▶ _The exercise_
Copy each line of the data below exactly, leaving out pictures.

--- Start ---

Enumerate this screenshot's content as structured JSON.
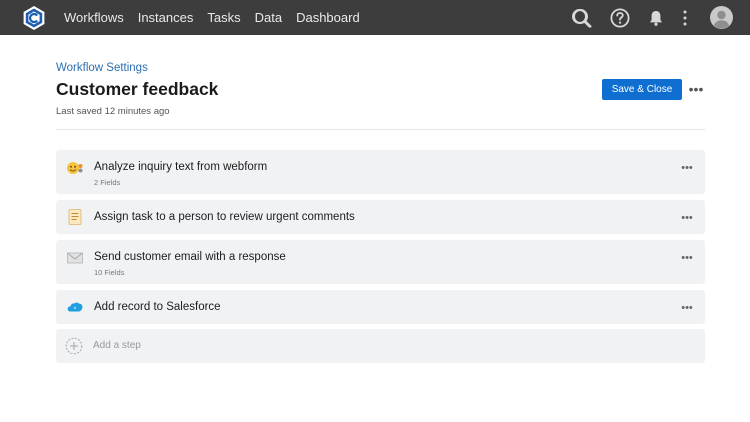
{
  "nav": {
    "items": [
      {
        "label": "Workflows"
      },
      {
        "label": "Instances"
      },
      {
        "label": "Tasks"
      },
      {
        "label": "Data"
      },
      {
        "label": "Dashboard"
      }
    ],
    "icons": [
      "search-icon",
      "help-icon",
      "bell-icon",
      "kebab-menu-icon",
      "user-avatar"
    ]
  },
  "header": {
    "breadcrumb": "Workflow Settings",
    "title": "Customer feedback",
    "last_saved": "Last saved 12 minutes ago",
    "save_label": "Save & Close",
    "more": "•••"
  },
  "steps": [
    {
      "title": "Analyze inquiry text from webform",
      "sub": "2 Fields",
      "icon": "emoji-analysis-icon",
      "more": "•••"
    },
    {
      "title": "Assign task to a person to review urgent comments",
      "sub": "",
      "icon": "task-document-icon",
      "more": "•••"
    },
    {
      "title": "Send customer email with a response",
      "sub": "10 Fields",
      "icon": "envelope-icon",
      "more": "•••"
    },
    {
      "title": "Add record to Salesforce",
      "sub": "",
      "icon": "salesforce-cloud-icon",
      "more": "•••"
    }
  ],
  "add_step": {
    "label": "Add a step"
  },
  "colors": {
    "topbar": "#3d3d3d",
    "accent": "#0f6fd1",
    "link": "#2c6fb1",
    "step_bg": "#f1f2f4"
  }
}
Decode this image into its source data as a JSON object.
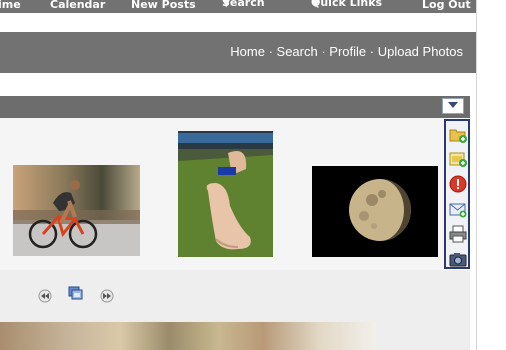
{
  "topnav": {
    "items": [
      "ime",
      "Calendar",
      "New Posts",
      "Search",
      "Quick Links",
      "Log Out"
    ]
  },
  "header": {
    "links": [
      "Home",
      "Search",
      "Profile",
      "Upload Photos"
    ],
    "separator": " · "
  },
  "gallery": {
    "thumbnails": [
      "cyclist-photo",
      "giant-foot-sculpture-photo",
      "moon-photo"
    ]
  },
  "toolbar": {
    "icons": [
      "add-folder-icon",
      "add-photo-icon",
      "report-icon",
      "email-icon",
      "print-icon",
      "camera-icon"
    ]
  },
  "colors": {
    "nav_bg": "#727272",
    "toolbar_border": "#283a6e"
  }
}
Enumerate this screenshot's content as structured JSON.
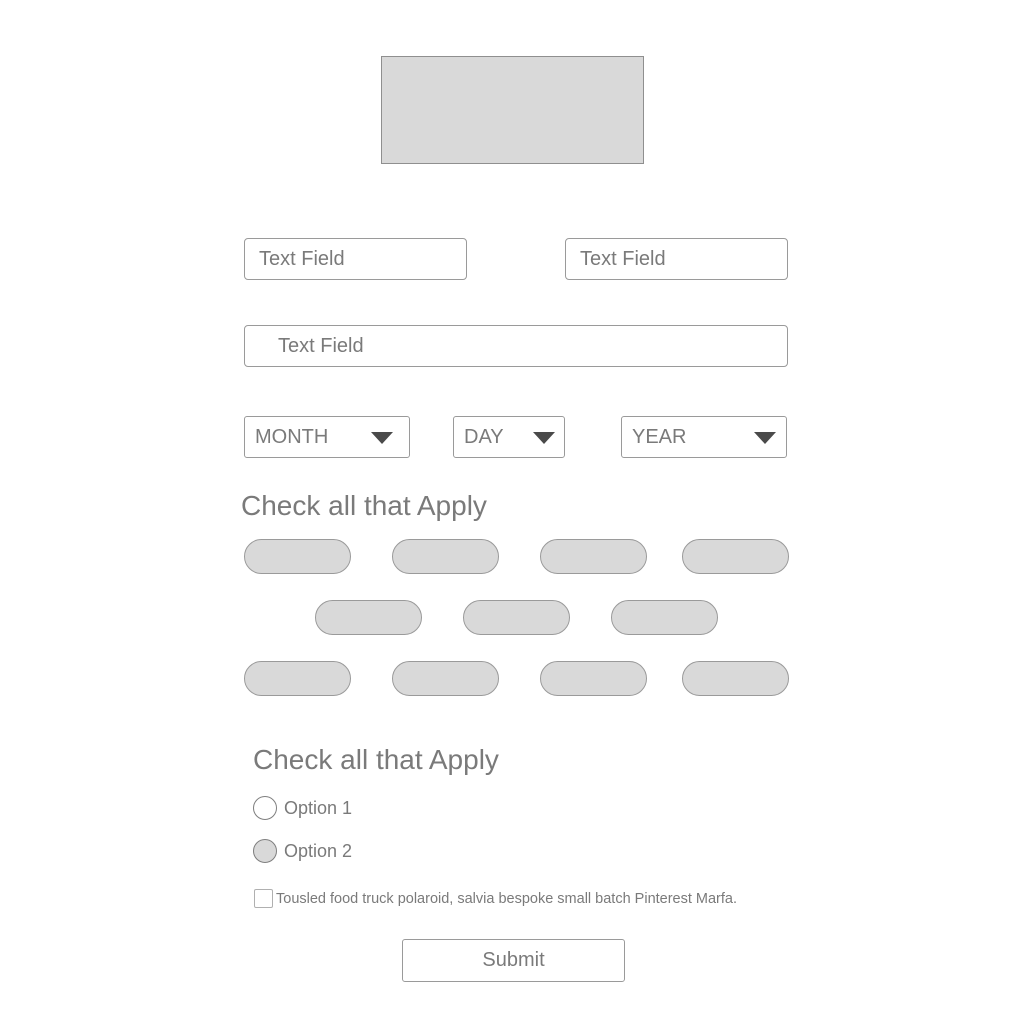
{
  "form": {
    "text_field_1": {
      "placeholder": "Text Field"
    },
    "text_field_2": {
      "placeholder": "Text Field"
    },
    "text_field_3": {
      "placeholder": "Text Field"
    },
    "selects": {
      "month": "MONTH",
      "day": "DAY",
      "year": "YEAR"
    },
    "section_1": {
      "heading": "Check all that Apply"
    },
    "section_2": {
      "heading": "Check all that Apply",
      "options": [
        {
          "label": "Option 1",
          "selected": false
        },
        {
          "label": "Option 2",
          "selected": true
        }
      ]
    },
    "checkbox_label": "Tousled food truck polaroid, salvia bespoke small batch Pinterest Marfa.",
    "submit_label": "Submit"
  },
  "colors": {
    "placeholder_fill": "#d9d9d9",
    "border": "#9a9a9a",
    "text": "#7a7a7a",
    "caret": "#4a4a4a"
  }
}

--- End ---

▶ _Complete output_
Enumerate this screenshot's content as structured JSON.
{
  "nav": {
    "items": [
      {
        "label": "Workflows"
      },
      {
        "label": "Instances"
      },
      {
        "label": "Tasks"
      },
      {
        "label": "Data"
      },
      {
        "label": "Dashboard"
      }
    ],
    "icons": [
      "search-icon",
      "help-icon",
      "bell-icon",
      "kebab-menu-icon",
      "user-avatar"
    ]
  },
  "header": {
    "breadcrumb": "Workflow Settings",
    "title": "Customer feedback",
    "last_saved": "Last saved 12 minutes ago",
    "save_label": "Save & Close",
    "more": "•••"
  },
  "steps": [
    {
      "title": "Analyze inquiry text from webform",
      "sub": "2 Fields",
      "icon": "emoji-analysis-icon",
      "more": "•••"
    },
    {
      "title": "Assign task to a person to review urgent comments",
      "sub": "",
      "icon": "task-document-icon",
      "more": "•••"
    },
    {
      "title": "Send customer email with a response",
      "sub": "10 Fields",
      "icon": "envelope-icon",
      "more": "•••"
    },
    {
      "title": "Add record to Salesforce",
      "sub": "",
      "icon": "salesforce-cloud-icon",
      "more": "•••"
    }
  ],
  "add_step": {
    "label": "Add a step"
  },
  "colors": {
    "topbar": "#3d3d3d",
    "accent": "#0f6fd1",
    "link": "#2c6fb1",
    "step_bg": "#f1f2f4"
  }
}
Decode this image into its source data as a JSON object.
{
  "topnav": {
    "items": [
      "ime",
      "Calendar",
      "New Posts",
      "Search",
      "Quick Links",
      "Log Out"
    ]
  },
  "header": {
    "links": [
      "Home",
      "Search",
      "Profile",
      "Upload Photos"
    ],
    "separator": " · "
  },
  "gallery": {
    "thumbnails": [
      "cyclist-photo",
      "giant-foot-sculpture-photo",
      "moon-photo"
    ]
  },
  "toolbar": {
    "icons": [
      "add-folder-icon",
      "add-photo-icon",
      "report-icon",
      "email-icon",
      "print-icon",
      "camera-icon"
    ]
  },
  "colors": {
    "nav_bg": "#727272",
    "toolbar_border": "#283a6e"
  }
}
Enumerate this screenshot's content as structured JSON.
{
  "form": {
    "text_field_1": {
      "placeholder": "Text Field"
    },
    "text_field_2": {
      "placeholder": "Text Field"
    },
    "text_field_3": {
      "placeholder": "Text Field"
    },
    "selects": {
      "month": "MONTH",
      "day": "DAY",
      "year": "YEAR"
    },
    "section_1": {
      "heading": "Check all that Apply"
    },
    "section_2": {
      "heading": "Check all that Apply",
      "options": [
        {
          "label": "Option 1",
          "selected": false
        },
        {
          "label": "Option 2",
          "selected": true
        }
      ]
    },
    "checkbox_label": "Tousled food truck polaroid, salvia bespoke small batch Pinterest Marfa.",
    "submit_label": "Submit"
  },
  "colors": {
    "placeholder_fill": "#d9d9d9",
    "border": "#9a9a9a",
    "text": "#7a7a7a",
    "caret": "#4a4a4a"
  }
}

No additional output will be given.